Extract provided ▸
• • • • • • •

You are viewing a plain text version of this content. The canonical link for it is here.

Posted to user@hive.apache.org by Stephen Sprague <sp...@gmail.com> on 2016/08/31 03:28:50 UTC

hive.root.logger influencing query plan?? so it's not so

Hi guys,
I've banged my head on this one all day and i need to surrender.  I have a
query that hangs (never returns). However, when i turn on logging to DEBUG
level it works.  I'm stumped.   I include here the query, the different
query plans (with the only thing different being the log level) and a
traceback on the query that hangs.

* the query

#!/bin/bash

sql="
explain SELECT *
FROM   raw_logs.fact_www_access_datekey_by_hour
WHERE  date_key = 20160828      -- partition key
and lower(http_string) = 'foo'  -- always evaluates to false
limit 1                         -- if i remove limit 1 it works.  I expect
an empty result set.
;
"

#hive -hiveconf hive.root.logger=ERROR,console -e "$sql" >stdout.bad
2>stderr.bad  #hangs
hive -hiveconf hive.root.logger=DEBUG,console -e "$sql" >stdout.good
2>stderr.good #works



* explain plan for the one that hangs (ERROR,console)

STAGE DEPENDENCIES:
  Stage-0 is a root stage

STAGE PLANS:
  Stage: Stage-0
    Fetch Operator
      limit: 1
      Processor Tree:
        TableScan
          alias: fact_www_access_datekey_by_hour
          Statistics: Num rows: 144355924 Data size: 158755813572 Basic
stats: COMPLETE Column stats: NONE
          Filter Operator
            predicate: (lower(http_string) = 'foo') (type: boolean)
            Statistics: Num rows: 72177962 Data size: 79377906786 Basic
stats: COMPLETE Column stats: NONE
            Select Operator
              expressions: payload_year (type: int), payload_month (type:
int), payload_day (type: int), payload_time (type: string),
payload_gmt_offset (type: string), perf_time_micros (type: int),
http_string (type: string), http_type (type: string), http_version (type:
string), http_rc (type: int), http_size (type: int), referrer (type:
string), user_agent (type: string), bot_flag (type: string), ip_list (type:
array<string>), scalar_tags (type: map<string,string>), url_components
(type: array<string>), user_id (type: string), lt_session_id (type:
string), session_id (type: string), log_name (type: string), log_lineno
(type: int), log_line (type: string), web_server (type: string),
location_info (type: map<string,string>), dp_main_url_type (type: string),
dp_inventory_type (type: string), dp_main_url (type:
map<string,array<string>>), dp_tag_url (type: map<string,array<string>>),
dp_referrer_url (type: map<string,array<string>>), hour (type: int),
20160828 (type: int)

• • • • • • •

Excerpted records ▸

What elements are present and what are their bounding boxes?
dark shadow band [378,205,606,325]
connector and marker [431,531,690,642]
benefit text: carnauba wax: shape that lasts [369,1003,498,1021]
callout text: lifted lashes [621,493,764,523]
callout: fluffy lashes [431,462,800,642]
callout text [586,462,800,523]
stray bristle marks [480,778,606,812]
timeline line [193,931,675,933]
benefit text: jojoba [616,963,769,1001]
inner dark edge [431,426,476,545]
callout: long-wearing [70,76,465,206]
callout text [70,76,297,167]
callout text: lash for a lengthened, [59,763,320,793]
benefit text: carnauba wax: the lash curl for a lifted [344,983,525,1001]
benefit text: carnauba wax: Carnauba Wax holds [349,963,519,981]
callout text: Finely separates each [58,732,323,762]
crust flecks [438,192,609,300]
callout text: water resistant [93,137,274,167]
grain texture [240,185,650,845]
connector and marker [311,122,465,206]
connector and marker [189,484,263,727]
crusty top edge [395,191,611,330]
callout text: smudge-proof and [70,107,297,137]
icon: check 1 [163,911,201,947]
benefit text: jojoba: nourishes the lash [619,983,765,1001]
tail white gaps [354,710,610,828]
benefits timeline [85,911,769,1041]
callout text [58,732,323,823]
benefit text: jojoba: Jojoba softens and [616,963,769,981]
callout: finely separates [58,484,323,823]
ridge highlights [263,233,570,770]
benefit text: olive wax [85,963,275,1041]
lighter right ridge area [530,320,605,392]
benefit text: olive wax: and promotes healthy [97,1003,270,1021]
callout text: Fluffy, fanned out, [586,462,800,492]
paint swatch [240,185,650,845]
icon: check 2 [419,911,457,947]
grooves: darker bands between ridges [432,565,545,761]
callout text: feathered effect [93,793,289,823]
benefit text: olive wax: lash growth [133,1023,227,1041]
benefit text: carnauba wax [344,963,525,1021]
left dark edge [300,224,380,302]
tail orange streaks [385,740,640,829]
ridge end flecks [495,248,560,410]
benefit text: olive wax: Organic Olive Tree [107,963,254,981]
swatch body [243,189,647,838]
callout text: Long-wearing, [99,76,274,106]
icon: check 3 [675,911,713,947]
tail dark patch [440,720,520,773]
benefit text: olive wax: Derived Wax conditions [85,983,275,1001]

• • • • • • •

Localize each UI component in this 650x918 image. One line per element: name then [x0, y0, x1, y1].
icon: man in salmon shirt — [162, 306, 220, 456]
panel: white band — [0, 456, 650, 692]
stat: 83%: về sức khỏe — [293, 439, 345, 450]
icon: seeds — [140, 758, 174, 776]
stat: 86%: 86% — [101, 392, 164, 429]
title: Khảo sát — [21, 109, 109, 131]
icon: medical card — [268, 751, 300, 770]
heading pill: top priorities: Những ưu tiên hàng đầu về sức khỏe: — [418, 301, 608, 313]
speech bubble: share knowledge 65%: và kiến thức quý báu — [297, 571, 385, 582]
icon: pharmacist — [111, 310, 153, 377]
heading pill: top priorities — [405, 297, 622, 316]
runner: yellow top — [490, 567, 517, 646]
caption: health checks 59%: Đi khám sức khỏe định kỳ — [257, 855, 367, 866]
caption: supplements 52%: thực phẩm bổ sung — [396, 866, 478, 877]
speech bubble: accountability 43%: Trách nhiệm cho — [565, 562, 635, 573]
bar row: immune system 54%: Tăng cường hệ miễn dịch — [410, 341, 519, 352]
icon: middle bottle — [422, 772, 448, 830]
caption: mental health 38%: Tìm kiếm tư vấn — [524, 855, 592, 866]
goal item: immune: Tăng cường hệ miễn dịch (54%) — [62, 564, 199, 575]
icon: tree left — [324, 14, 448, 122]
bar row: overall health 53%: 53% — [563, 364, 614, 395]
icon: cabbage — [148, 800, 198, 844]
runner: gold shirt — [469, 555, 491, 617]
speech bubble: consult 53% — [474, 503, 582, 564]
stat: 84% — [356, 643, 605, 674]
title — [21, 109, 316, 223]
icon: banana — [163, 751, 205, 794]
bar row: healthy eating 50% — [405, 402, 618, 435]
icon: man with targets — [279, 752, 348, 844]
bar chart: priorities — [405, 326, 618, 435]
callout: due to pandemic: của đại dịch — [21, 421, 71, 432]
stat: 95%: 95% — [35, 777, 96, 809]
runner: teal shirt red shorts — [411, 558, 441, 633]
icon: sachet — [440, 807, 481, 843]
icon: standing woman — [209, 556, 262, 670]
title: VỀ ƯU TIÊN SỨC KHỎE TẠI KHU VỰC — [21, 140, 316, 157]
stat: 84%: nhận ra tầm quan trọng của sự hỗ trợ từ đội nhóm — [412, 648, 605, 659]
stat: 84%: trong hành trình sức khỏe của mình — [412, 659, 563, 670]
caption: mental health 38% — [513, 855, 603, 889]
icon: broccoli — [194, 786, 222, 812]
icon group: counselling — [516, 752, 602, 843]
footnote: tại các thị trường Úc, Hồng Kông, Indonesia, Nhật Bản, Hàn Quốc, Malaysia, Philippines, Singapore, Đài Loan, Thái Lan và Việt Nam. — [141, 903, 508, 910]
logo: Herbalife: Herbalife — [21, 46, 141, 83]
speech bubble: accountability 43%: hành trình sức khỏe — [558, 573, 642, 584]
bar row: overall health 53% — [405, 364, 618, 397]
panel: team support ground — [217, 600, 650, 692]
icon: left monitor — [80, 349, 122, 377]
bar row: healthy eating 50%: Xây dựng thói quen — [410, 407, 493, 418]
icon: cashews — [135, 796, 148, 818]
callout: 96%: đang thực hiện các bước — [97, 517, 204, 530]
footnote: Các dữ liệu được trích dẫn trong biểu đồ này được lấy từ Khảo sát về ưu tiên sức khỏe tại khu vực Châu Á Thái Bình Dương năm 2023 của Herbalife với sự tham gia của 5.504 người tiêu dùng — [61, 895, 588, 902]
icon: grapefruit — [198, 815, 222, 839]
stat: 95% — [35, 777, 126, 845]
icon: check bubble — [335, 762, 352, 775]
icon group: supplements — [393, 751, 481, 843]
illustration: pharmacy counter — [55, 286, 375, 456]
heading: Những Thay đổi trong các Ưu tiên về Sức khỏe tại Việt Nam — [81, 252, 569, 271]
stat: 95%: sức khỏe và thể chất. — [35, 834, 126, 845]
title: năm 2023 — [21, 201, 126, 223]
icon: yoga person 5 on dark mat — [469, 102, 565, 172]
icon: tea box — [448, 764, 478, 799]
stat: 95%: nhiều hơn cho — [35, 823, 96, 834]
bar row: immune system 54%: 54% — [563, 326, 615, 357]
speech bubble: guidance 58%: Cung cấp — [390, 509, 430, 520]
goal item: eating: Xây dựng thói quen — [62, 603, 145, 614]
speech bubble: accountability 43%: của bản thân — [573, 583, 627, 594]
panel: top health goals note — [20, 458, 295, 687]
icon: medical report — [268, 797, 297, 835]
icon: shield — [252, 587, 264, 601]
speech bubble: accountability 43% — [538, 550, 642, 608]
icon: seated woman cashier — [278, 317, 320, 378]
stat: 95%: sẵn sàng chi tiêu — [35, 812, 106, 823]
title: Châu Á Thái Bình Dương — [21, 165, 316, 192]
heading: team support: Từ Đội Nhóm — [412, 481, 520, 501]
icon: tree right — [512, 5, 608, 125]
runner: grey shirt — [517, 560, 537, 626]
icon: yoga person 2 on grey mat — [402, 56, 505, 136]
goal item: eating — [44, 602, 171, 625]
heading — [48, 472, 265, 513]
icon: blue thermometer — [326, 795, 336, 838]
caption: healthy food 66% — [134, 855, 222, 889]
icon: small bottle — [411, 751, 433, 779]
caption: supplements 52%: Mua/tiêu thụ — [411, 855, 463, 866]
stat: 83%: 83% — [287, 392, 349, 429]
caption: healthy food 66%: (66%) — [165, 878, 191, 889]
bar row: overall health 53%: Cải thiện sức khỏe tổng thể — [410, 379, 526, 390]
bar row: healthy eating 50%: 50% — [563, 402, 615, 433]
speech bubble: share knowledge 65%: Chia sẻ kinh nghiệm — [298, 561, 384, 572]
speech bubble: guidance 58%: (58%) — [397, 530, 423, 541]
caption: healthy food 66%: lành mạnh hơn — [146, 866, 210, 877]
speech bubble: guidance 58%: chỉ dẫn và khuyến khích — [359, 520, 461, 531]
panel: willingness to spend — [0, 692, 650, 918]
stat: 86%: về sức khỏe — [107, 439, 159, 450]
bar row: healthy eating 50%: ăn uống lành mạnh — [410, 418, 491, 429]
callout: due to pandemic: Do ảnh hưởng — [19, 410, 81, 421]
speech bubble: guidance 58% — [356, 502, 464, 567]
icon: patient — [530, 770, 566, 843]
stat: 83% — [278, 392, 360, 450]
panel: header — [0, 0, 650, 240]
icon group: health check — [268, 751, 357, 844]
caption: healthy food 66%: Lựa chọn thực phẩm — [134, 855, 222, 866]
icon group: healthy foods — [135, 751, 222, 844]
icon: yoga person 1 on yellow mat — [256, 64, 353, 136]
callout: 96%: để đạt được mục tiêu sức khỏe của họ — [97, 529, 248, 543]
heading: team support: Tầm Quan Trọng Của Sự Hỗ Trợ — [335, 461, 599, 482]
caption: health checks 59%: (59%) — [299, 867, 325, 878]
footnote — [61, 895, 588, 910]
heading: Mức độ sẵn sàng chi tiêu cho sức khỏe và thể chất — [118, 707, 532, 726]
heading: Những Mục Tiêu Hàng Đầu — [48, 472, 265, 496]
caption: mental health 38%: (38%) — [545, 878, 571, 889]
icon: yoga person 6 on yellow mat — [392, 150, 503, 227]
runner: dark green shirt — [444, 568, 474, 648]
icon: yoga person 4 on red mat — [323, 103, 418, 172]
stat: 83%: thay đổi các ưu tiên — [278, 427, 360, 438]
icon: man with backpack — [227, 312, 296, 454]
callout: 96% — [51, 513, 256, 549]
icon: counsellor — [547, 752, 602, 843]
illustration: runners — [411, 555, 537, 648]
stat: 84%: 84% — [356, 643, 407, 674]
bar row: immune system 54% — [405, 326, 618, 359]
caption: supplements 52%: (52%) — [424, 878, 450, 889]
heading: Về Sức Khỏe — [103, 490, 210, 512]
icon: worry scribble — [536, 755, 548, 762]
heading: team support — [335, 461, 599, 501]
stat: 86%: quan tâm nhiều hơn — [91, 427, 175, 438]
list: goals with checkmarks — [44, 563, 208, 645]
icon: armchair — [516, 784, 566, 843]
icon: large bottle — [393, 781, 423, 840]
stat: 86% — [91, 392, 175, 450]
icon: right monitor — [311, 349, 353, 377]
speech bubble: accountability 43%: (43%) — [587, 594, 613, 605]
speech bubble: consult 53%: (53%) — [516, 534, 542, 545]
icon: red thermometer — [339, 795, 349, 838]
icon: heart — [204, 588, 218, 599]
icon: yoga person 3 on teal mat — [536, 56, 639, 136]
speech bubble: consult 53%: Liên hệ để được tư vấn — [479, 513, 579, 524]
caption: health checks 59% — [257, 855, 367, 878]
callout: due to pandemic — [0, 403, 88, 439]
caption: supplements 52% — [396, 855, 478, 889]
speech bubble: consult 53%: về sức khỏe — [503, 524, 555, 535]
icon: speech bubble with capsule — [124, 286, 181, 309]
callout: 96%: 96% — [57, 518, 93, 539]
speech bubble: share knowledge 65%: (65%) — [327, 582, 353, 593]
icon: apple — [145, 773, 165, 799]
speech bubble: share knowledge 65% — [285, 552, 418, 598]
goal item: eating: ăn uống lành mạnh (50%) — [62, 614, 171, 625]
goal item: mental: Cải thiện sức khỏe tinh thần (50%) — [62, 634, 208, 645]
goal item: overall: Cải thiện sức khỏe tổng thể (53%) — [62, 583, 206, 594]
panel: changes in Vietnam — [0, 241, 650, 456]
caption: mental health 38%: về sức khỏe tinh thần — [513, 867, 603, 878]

• • • • • • •

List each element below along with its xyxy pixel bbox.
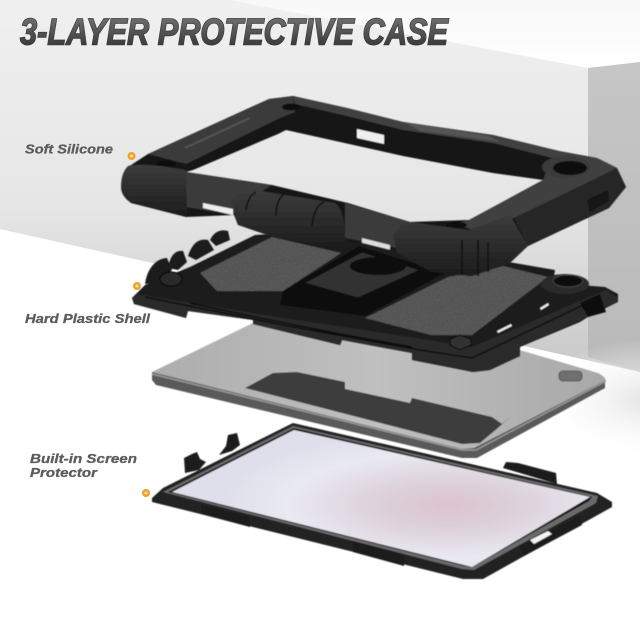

• • • • • • •

Exercise directions ▸
Duplicate the part of the Hive query-hang post starting at "You are viewing" and ending at "query that hangs.", keeping every word and character unchanged.

Output ▸
You are viewing a plain text version of this content. The canonical link for it is here.

Posted to user@hive.apache.org by Stephen Sprague <sp...@gmail.com> on 2016/08/31 03:28:50 UTC

hive.root.logger influencing query plan?? so it's not so

Hi guys,
I've banged my head on this one all day and i need to surrender.  I have a
query that hangs (never returns). However, when i turn on logging to DEBUG
level it works.  I'm stumped.   I include here the query, the different
query plans (with the only thing different being the log level) and a
traceback on the query that hangs.